*Lesetext:*

Ein ebenfalls angeklagter Skyguide-Systemkoordinator sagte dem Gericht, der Lotse hätte in Notfällen auf einen Systemtechniker zurückgreifen können. Wegen der Wartungsarbeiten sei ein Techniker in der Unglücksnacht im Kontrollraum anwesend gewesen. Der Lotse habe das auch gewusst.

Im Strafprozess um das Unglück vom 1. Juli 2002 mit 71 Toten sind insgesamt acht Skyguide-Mitarbeiter der mehrfachen fahrlässigen Tötung und der fahrlässigen Störung des öffentlichen Verkehrs angeklagt. Bereits am Dienstag gaben drei Skyguide-Mitarbeiter die Hauptschuld an der Kollision dem inzwischen getöteten Fluglotsen. Dieser wurde im Februar 2004 von einem Russen erstochen, der beim Unglück Frau und Kinder verloren hatte.

*Dargestellte Informationen:*
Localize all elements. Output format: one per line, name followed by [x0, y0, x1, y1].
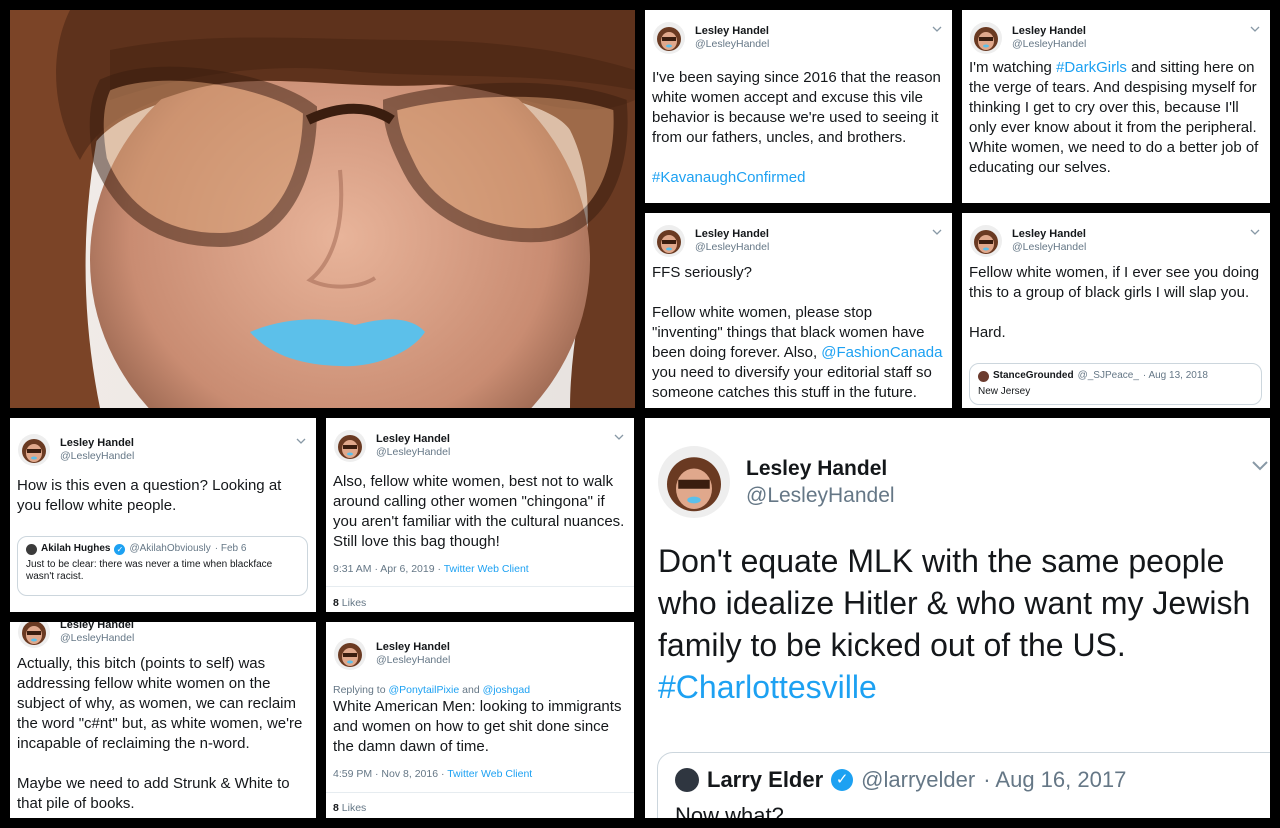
quoted-avatar — [675, 768, 699, 792]
quoted-tweet[interactable]: StanceGrounded @_SJPeace_ · Aug 13, 2018 N… — [969, 363, 1262, 405]
quoted-handle: @larryelder — [861, 767, 976, 792]
user-handle[interactable]: @LesleyHandel — [376, 446, 450, 459]
quoted-avatar — [978, 370, 989, 382]
tweet-card-kavanaugh[interactable]: Lesley Handel @LesleyHandel I've been say… — [645, 10, 952, 203]
tweet-header: Lesley Handel @LesleyHandel — [970, 223, 1086, 259]
display-name[interactable]: Lesley Handel — [1012, 25, 1086, 38]
tweet-text: Also, fellow white women, best not to wa… — [333, 473, 629, 550]
tweet-text: How is this even a question? Looking at … — [17, 477, 286, 514]
avatar[interactable] — [653, 22, 685, 54]
user-handle[interactable]: @LesleyHandel — [1012, 38, 1086, 51]
client-link[interactable]: Twitter Web Client — [444, 563, 529, 575]
chevron-down-icon[interactable] — [614, 432, 624, 442]
tweet-header: Lesley Handel @LesleyHandel — [653, 223, 769, 259]
tweet-text: Don't equate MLK with the same people wh… — [658, 543, 1251, 705]
likes-count[interactable]: 8 Likes — [333, 802, 366, 814]
tweet-text: I'm watching #DarkGirls and sitting here… — [969, 59, 1263, 176]
tweet-card-darkgirls[interactable]: Lesley Handel @LesleyHandel I'm watching … — [962, 10, 1270, 203]
quoted-name: Akilah Hughes — [41, 543, 111, 554]
reply-context: Replying to @PonytailPixie and @joshgad — [333, 684, 531, 696]
chevron-down-icon[interactable] — [296, 436, 306, 446]
user-handle[interactable]: @LesleyHandel — [746, 482, 895, 510]
tweet-text: FFS seriously? Fellow white women, pleas… — [652, 264, 947, 401]
tweet-card-fashioncanada[interactable]: Lesley Handel @LesleyHandel FFS seriously… — [645, 213, 952, 408]
avatar[interactable] — [970, 22, 1002, 54]
chevron-down-icon[interactable] — [932, 227, 942, 237]
quoted-text: New Jersey — [978, 386, 1031, 397]
avatar[interactable] — [658, 446, 730, 518]
avatar[interactable] — [18, 434, 50, 466]
display-name[interactable]: Lesley Handel — [376, 641, 450, 654]
display-name[interactable]: Lesley Handel — [60, 437, 134, 450]
tweet-card-chingona[interactable]: Lesley Handel @LesleyHandel Also, fellow … — [326, 418, 634, 612]
tweet-card-blackface[interactable]: Lesley Handel @LesleyHandel How is this e… — [10, 418, 316, 612]
user-handle[interactable]: @LesleyHandel — [60, 450, 134, 463]
user-handle[interactable]: @LesleyHandel — [60, 632, 134, 645]
quoted-tweet[interactable]: Akilah Hughes ✓ @AkilahObviously · Feb 6 Ju… — [17, 536, 308, 596]
quoted-text: Now what? — [675, 803, 784, 818]
user-handle[interactable]: @LesleyHandel — [1012, 241, 1086, 254]
avatar[interactable] — [18, 622, 50, 648]
profile-photo — [10, 10, 635, 408]
tweet-timestamp: 4:59 PM · Nov 8, 2016 · Twitter Web Clie… — [333, 768, 533, 780]
avatar[interactable] — [334, 430, 366, 462]
quoted-handle: @AkilahObviously — [129, 543, 211, 554]
quoted-date: · Aug 13, 2018 — [1142, 370, 1208, 381]
tweet-card-reclaim[interactable]: Lesley Handel @LesleyHandel Actually, thi… — [10, 622, 316, 818]
hashtag-link[interactable]: #Charlottesville — [658, 669, 877, 705]
quoted-name: Larry Elder — [707, 767, 824, 792]
quoted-name: StanceGrounded — [993, 370, 1074, 381]
tweet-header: Lesley Handel @LesleyHandel — [653, 20, 769, 56]
tweet-card-slap[interactable]: Lesley Handel @LesleyHandel Fellow white … — [962, 213, 1270, 408]
display-name[interactable]: Lesley Handel — [695, 25, 769, 38]
avatar[interactable] — [970, 225, 1002, 257]
tweet-header: Lesley Handel @LesleyHandel — [746, 456, 895, 510]
chevron-down-icon[interactable] — [932, 24, 942, 34]
tweet-timestamp: 9:31 AM · Apr 6, 2019 · Twitter Web Clie… — [333, 563, 529, 575]
avatar[interactable] — [334, 638, 366, 670]
mention-link[interactable]: @FashionCanada — [821, 344, 942, 361]
tweet-header: Lesley Handel @LesleyHandel — [334, 428, 450, 464]
tweet-header: Lesley Handel @LesleyHandel — [18, 432, 134, 468]
mention-link[interactable]: @PonytailPixie — [388, 684, 459, 696]
woman-portrait-image — [10, 10, 635, 408]
tweet-header: Lesley Handel @LesleyHandel — [18, 622, 134, 650]
display-name[interactable]: Lesley Handel — [1012, 228, 1086, 241]
quoted-avatar — [26, 543, 37, 555]
display-name[interactable]: Lesley Handel — [695, 228, 769, 241]
display-name[interactable]: Lesley Handel — [60, 622, 134, 632]
display-name[interactable]: Lesley Handel — [376, 433, 450, 446]
tweet-text: I've been saying since 2016 that the rea… — [652, 69, 946, 186]
tweet-card-charlottesville[interactable]: Lesley Handel @LesleyHandel Don't equate… — [645, 418, 1270, 818]
verified-badge-icon: ✓ — [831, 769, 854, 791]
user-handle[interactable]: @LesleyHandel — [695, 38, 769, 51]
chevron-down-icon[interactable] — [1250, 227, 1260, 237]
avatar[interactable] — [653, 225, 685, 257]
chevron-down-icon[interactable] — [1250, 458, 1270, 474]
tweet-header: Lesley Handel @LesleyHandel — [970, 20, 1086, 56]
tweet-card-immigrants[interactable]: Lesley Handel @LesleyHandel Replying to @… — [326, 622, 634, 818]
chevron-down-icon[interactable] — [1250, 24, 1260, 34]
tweet-text: White American Men: looking to immigrant… — [333, 698, 626, 755]
user-handle[interactable]: @LesleyHandel — [695, 241, 769, 254]
display-name[interactable]: Lesley Handel — [746, 456, 895, 482]
quoted-text: Just to be clear: there was never a time… — [26, 559, 273, 582]
quoted-tweet[interactable]: Larry Elder ✓ @larryelder · Aug 16, 2017… — [657, 752, 1270, 818]
quoted-handle: @_SJPeace_ — [1077, 370, 1139, 381]
quoted-date: · Feb 6 — [214, 543, 247, 554]
tweet-text: Fellow white women, if I ever see you do… — [969, 264, 1264, 341]
hashtag-link[interactable]: #KavanaughConfirmed — [652, 169, 805, 186]
likes-count[interactable]: 8 Likes — [333, 597, 366, 609]
hashtag-link[interactable]: #DarkGirls — [1056, 59, 1127, 76]
tweet-text: Actually, this bitch (points to self) wa… — [17, 655, 307, 812]
client-link[interactable]: Twitter Web Client — [447, 768, 532, 780]
quoted-date: · Aug 16, 2017 — [983, 767, 1127, 792]
tweet-header: Lesley Handel @LesleyHandel — [334, 636, 450, 672]
user-handle[interactable]: @LesleyHandel — [376, 654, 450, 667]
verified-badge-icon: ✓ — [114, 543, 126, 555]
mention-link[interactable]: @joshgad — [483, 684, 530, 696]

*Aufgabe:* Geben Sie die Passage des Lesetexts von „Ein ebenfalls angeklagter“ bis „Kinder verloren hatte.“ wortgetreu wieder. Die Zeilen haben mit dem Lesetext nichts zu tun.

*Musterlösung:*
Ein ebenfalls angeklagter Skyguide-Systemkoordinator sagte dem Gericht, der Lotse hätte in Notfällen auf einen Systemtechniker zurückgreifen können. Wegen der Wartungsarbeiten sei ein Techniker in der Unglücksnacht im Kontrollraum anwesend gewesen. Der Lotse habe das auch gewusst.

Im Strafprozess um das Unglück vom 1. Juli 2002 mit 71 Toten sind insgesamt acht Skyguide-Mitarbeiter der mehrfachen fahrlässigen Tötung und der fahrlässigen Störung des öffentlichen Verkehrs angeklagt. Bereits am Dienstag gaben drei Skyguide-Mitarbeiter die Hauptschuld an der Kollision dem inzwischen getöteten Fluglotsen. Dieser wurde im Februar 2004 von einem Russen erstochen, der beim Unglück Frau und Kinder verloren hatte.